→ **Exercise directions**: Gather, from the data below, each line in which the word "right" occurs.

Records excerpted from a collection
====
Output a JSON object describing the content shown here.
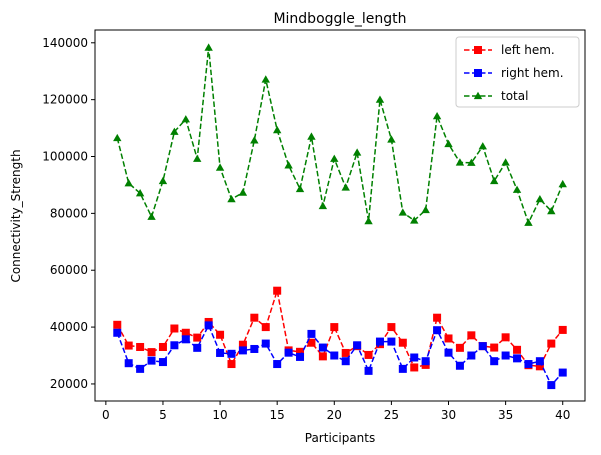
{
  "chart_data": {
    "type": "line",
    "title": "Mindboggle_length",
    "xlabel": "Participants",
    "ylabel": "Connectivity_Strength",
    "xlim": [
      -0.95,
      41.95
    ],
    "ylim": [
      14000,
      144500
    ],
    "xticks": [
      0,
      5,
      10,
      15,
      20,
      25,
      30,
      35,
      40
    ],
    "yticks": [
      20000,
      40000,
      60000,
      80000,
      100000,
      120000,
      140000
    ],
    "grid": false,
    "legend_position": "top-right",
    "x": [
      1,
      2,
      3,
      4,
      5,
      6,
      7,
      8,
      9,
      10,
      11,
      12,
      13,
      14,
      15,
      16,
      17,
      18,
      19,
      20,
      21,
      22,
      23,
      24,
      25,
      26,
      27,
      28,
      29,
      30,
      31,
      32,
      33,
      34,
      35,
      36,
      37,
      38,
      39,
      40
    ],
    "series": [
      {
        "name": "left hem.",
        "color": "#ff0000",
        "marker": "square",
        "values": [
          40800,
          33500,
          33000,
          31200,
          33000,
          39500,
          38000,
          36300,
          41800,
          37300,
          27000,
          33800,
          43300,
          40000,
          52800,
          31800,
          31300,
          34500,
          29700,
          40000,
          30900,
          33300,
          30200,
          34000,
          40000,
          34500,
          25800,
          26700,
          43300,
          36000,
          32700,
          37100,
          33300,
          32800,
          36400,
          32000,
          26600,
          26200,
          34200,
          39000
        ]
      },
      {
        "name": "right hem.",
        "color": "#0000ff",
        "marker": "square",
        "values": [
          38000,
          27300,
          25300,
          28200,
          27700,
          33600,
          35700,
          32700,
          40600,
          30900,
          30600,
          31800,
          32300,
          34200,
          27000,
          31000,
          29500,
          37600,
          32800,
          30000,
          28000,
          33600,
          24600,
          34900,
          34900,
          25300,
          29300,
          28000,
          38900,
          31000,
          26400,
          30000,
          33300,
          28000,
          30000,
          29000,
          27000,
          28000,
          19600,
          24000
        ]
      },
      {
        "name": "total",
        "color": "#008000",
        "marker": "triangle",
        "values": [
          106500,
          90600,
          87100,
          78800,
          91400,
          108700,
          113100,
          99200,
          138300,
          96100,
          85000,
          87300,
          105700,
          127100,
          109300,
          96900,
          88600,
          107000,
          82600,
          99200,
          89100,
          101400,
          77300,
          120000,
          106000,
          80300,
          77500,
          81200,
          114200,
          104400,
          97900,
          97800,
          103600,
          91400,
          97900,
          88300,
          76700,
          85000,
          80800,
          90300
        ]
      }
    ]
  }
}
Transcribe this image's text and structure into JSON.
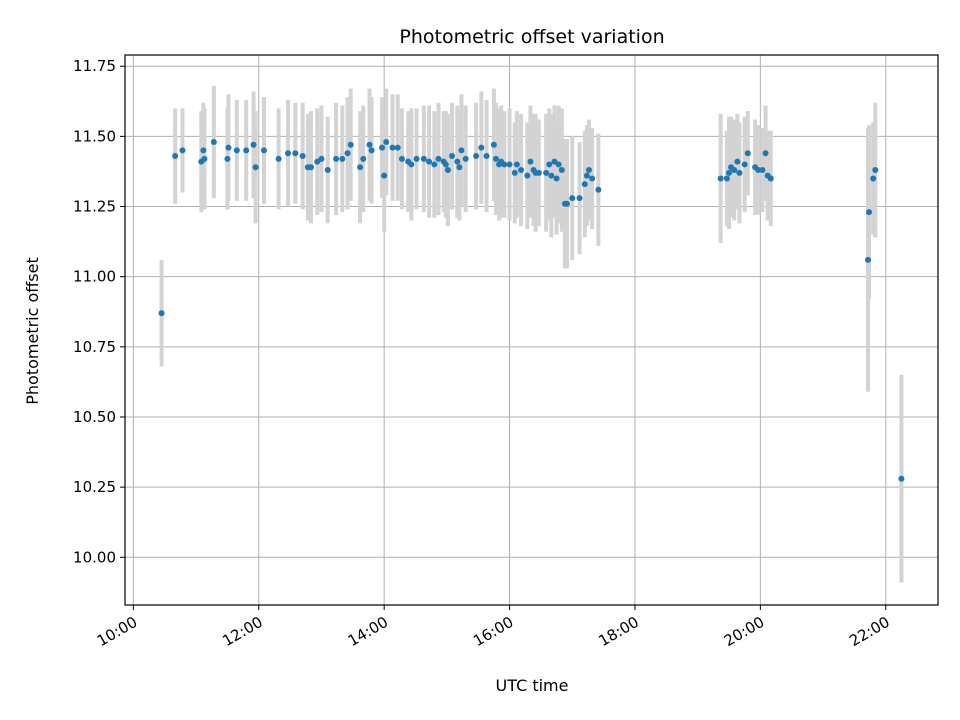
{
  "chart_data": {
    "type": "scatter",
    "title": "Photometric offset variation",
    "xlabel": "UTC time",
    "ylabel": "Photometric offset",
    "xlim": [
      "09:52",
      "22:50"
    ],
    "ylim": [
      9.83,
      11.79
    ],
    "grid": true,
    "x_ticks": [
      "10:00",
      "12:00",
      "14:00",
      "16:00",
      "18:00",
      "20:00",
      "22:00"
    ],
    "y_ticks": [
      "10.00",
      "10.25",
      "10.50",
      "10.75",
      "11.00",
      "11.25",
      "11.50",
      "11.75"
    ],
    "colors": {
      "point": "#1f77b4",
      "errorbar": "#d3d3d3",
      "grid": "#b0b0b0"
    },
    "series": [
      {
        "x": [
          "10:27",
          "10:40",
          "10:47",
          "11:05",
          "11:07",
          "11:08",
          "11:17",
          "11:30",
          "11:31",
          "11:39",
          "11:48",
          "11:55",
          "11:57",
          "12:05",
          "12:19",
          "12:28",
          "12:35",
          "12:42",
          "12:47",
          "12:50",
          "12:56",
          "13:00",
          "13:06",
          "13:14",
          "13:20",
          "13:25",
          "13:28",
          "13:37",
          "13:40",
          "13:46",
          "13:48",
          "13:58",
          "14:00",
          "14:02",
          "14:08",
          "14:13",
          "14:17",
          "14:23",
          "14:26",
          "14:31",
          "14:38",
          "14:43",
          "14:48",
          "14:52",
          "14:57",
          "14:59",
          "15:01",
          "15:05",
          "15:10",
          "15:12",
          "15:14",
          "15:18",
          "15:28",
          "15:33",
          "15:38",
          "15:45",
          "15:47",
          "15:50",
          "15:52",
          "15:55",
          "16:00",
          "16:05",
          "16:07",
          "16:11",
          "16:17",
          "16:20",
          "16:23",
          "16:25",
          "16:28",
          "16:35",
          "16:38",
          "16:40",
          "16:43",
          "16:45",
          "16:47",
          "16:50",
          "16:53",
          "16:55",
          "17:00",
          "17:07",
          "17:12",
          "17:14",
          "17:16",
          "17:19",
          "17:25",
          "19:22",
          "19:28",
          "19:30",
          "19:32",
          "19:35",
          "19:38",
          "19:40",
          "19:45",
          "19:48",
          "19:55",
          "19:58",
          "20:02",
          "20:05",
          "20:07",
          "20:10",
          "21:43",
          "21:44",
          "21:48",
          "21:50",
          "22:15"
        ],
        "y": [
          10.87,
          11.43,
          11.45,
          11.41,
          11.45,
          11.42,
          11.48,
          11.42,
          11.46,
          11.45,
          11.45,
          11.47,
          11.39,
          11.45,
          11.42,
          11.44,
          11.44,
          11.43,
          11.39,
          11.39,
          11.41,
          11.42,
          11.38,
          11.42,
          11.42,
          11.44,
          11.47,
          11.39,
          11.42,
          11.47,
          11.45,
          11.46,
          11.36,
          11.48,
          11.46,
          11.46,
          11.42,
          11.41,
          11.4,
          11.42,
          11.42,
          11.41,
          11.4,
          11.42,
          11.41,
          11.4,
          11.38,
          11.43,
          11.41,
          11.39,
          11.45,
          11.42,
          11.43,
          11.46,
          11.43,
          11.47,
          11.42,
          11.4,
          11.41,
          11.4,
          11.4,
          11.37,
          11.4,
          11.38,
          11.36,
          11.41,
          11.38,
          11.37,
          11.37,
          11.37,
          11.4,
          11.36,
          11.41,
          11.35,
          11.4,
          11.38,
          11.26,
          11.26,
          11.28,
          11.28,
          11.33,
          11.36,
          11.38,
          11.35,
          11.31,
          11.35,
          11.35,
          11.37,
          11.39,
          11.38,
          11.41,
          11.37,
          11.4,
          11.44,
          11.39,
          11.38,
          11.38,
          11.44,
          11.36,
          11.35,
          11.06,
          11.23,
          11.35,
          11.38,
          10.28
        ],
        "err": [
          0.19,
          0.17,
          0.15,
          0.18,
          0.17,
          0.18,
          0.2,
          0.18,
          0.19,
          0.18,
          0.18,
          0.19,
          0.2,
          0.19,
          0.18,
          0.19,
          0.18,
          0.19,
          0.19,
          0.2,
          0.19,
          0.19,
          0.19,
          0.2,
          0.19,
          0.2,
          0.2,
          0.2,
          0.19,
          0.2,
          0.19,
          0.18,
          0.2,
          0.19,
          0.19,
          0.19,
          0.18,
          0.18,
          0.2,
          0.18,
          0.19,
          0.2,
          0.19,
          0.2,
          0.18,
          0.19,
          0.2,
          0.19,
          0.2,
          0.19,
          0.2,
          0.19,
          0.19,
          0.2,
          0.2,
          0.2,
          0.2,
          0.2,
          0.2,
          0.19,
          0.2,
          0.18,
          0.19,
          0.2,
          0.19,
          0.2,
          0.2,
          0.21,
          0.19,
          0.21,
          0.2,
          0.22,
          0.2,
          0.2,
          0.21,
          0.22,
          0.23,
          0.23,
          0.22,
          0.2,
          0.19,
          0.18,
          0.18,
          0.18,
          0.2,
          0.23,
          0.17,
          0.2,
          0.18,
          0.18,
          0.17,
          0.18,
          0.17,
          0.15,
          0.17,
          0.16,
          0.15,
          0.17,
          0.16,
          0.17,
          0.47,
          0.31,
          0.2,
          0.24,
          0.37
        ]
      }
    ]
  }
}
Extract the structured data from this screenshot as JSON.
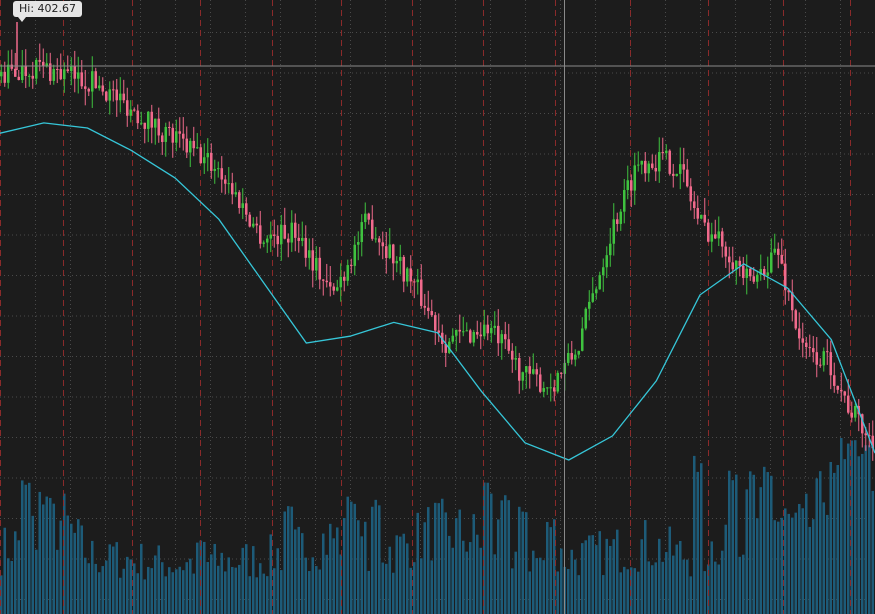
====
→ **Solved exercise**:
    "legend_position": "top-right",
        "name": "right hem.",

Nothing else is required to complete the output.